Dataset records
▬▬▬

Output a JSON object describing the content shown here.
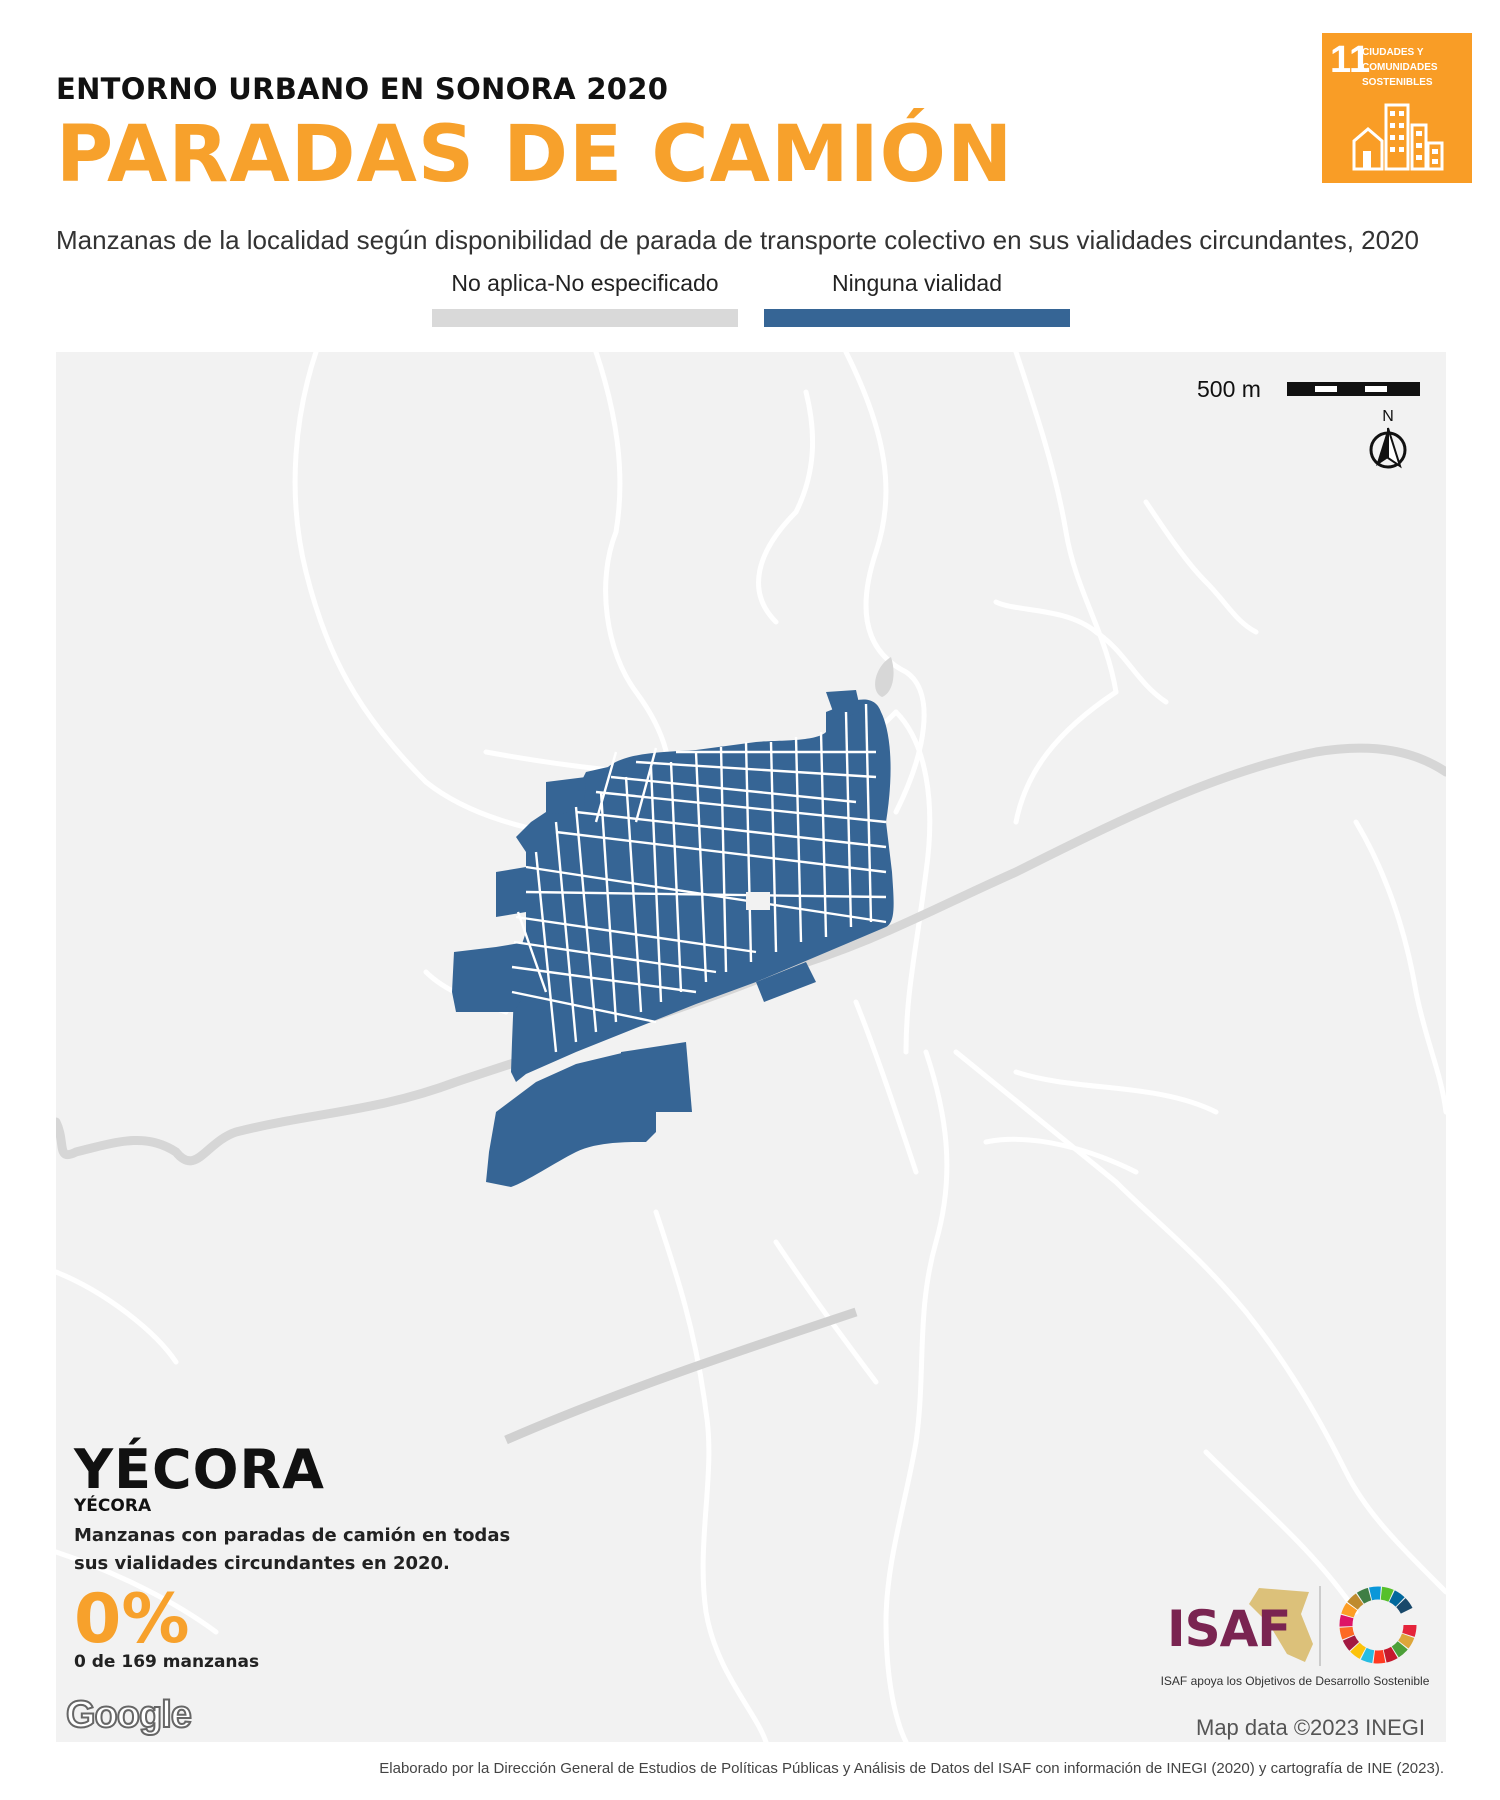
{
  "header": {
    "kicker": "ENTORNO URBANO EN SONORA 2020",
    "title": "PARADAS DE CAMIÓN",
    "subtitle": "Manzanas de la localidad según disponibilidad de parada de transporte colectivo en sus vialidades circundantes, 2020"
  },
  "sdg_badge": {
    "number": "11",
    "text": "CIUDADES Y COMUNIDADES SOSTENIBLES",
    "color": "#f99d26",
    "icon": "city-buildings-icon"
  },
  "legend": [
    {
      "label": "No aplica-No especificado",
      "color": "#d9d9d9"
    },
    {
      "label": "Ninguna vialidad",
      "color": "#366595"
    }
  ],
  "map": {
    "scale_label": "500 m",
    "north_label": "N",
    "background": "#f2f2f2",
    "road_color": "#ffffff",
    "highway_color": "#d4d4d4",
    "block_color": "#366595",
    "attribution": "Map data ©2023 INEGI",
    "provider": "Google"
  },
  "locality": {
    "name": "YÉCORA",
    "municipality": "YÉCORA",
    "description": "Manzanas con paradas de camión en todas sus vialidades circundantes en 2020.",
    "percent": "0%",
    "count": "0 de 169 manzanas"
  },
  "isaf": {
    "logo_text": "ISAF",
    "tagline": "ISAF apoya los Objetivos de Desarrollo Sostenible",
    "ods_icon": "sdg-wheel-icon"
  },
  "footer": {
    "credit": "Elaborado por la Dirección General de Estudios de Políticas Públicas y Análisis de Datos del ISAF con información de INEGI (2020) y cartografía de INE (2023)."
  }
}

▬▬▬

■ **Work instructions**
Determine the number of lines in the records that include the string "icon", and respond with that number only.

■ **Response**
2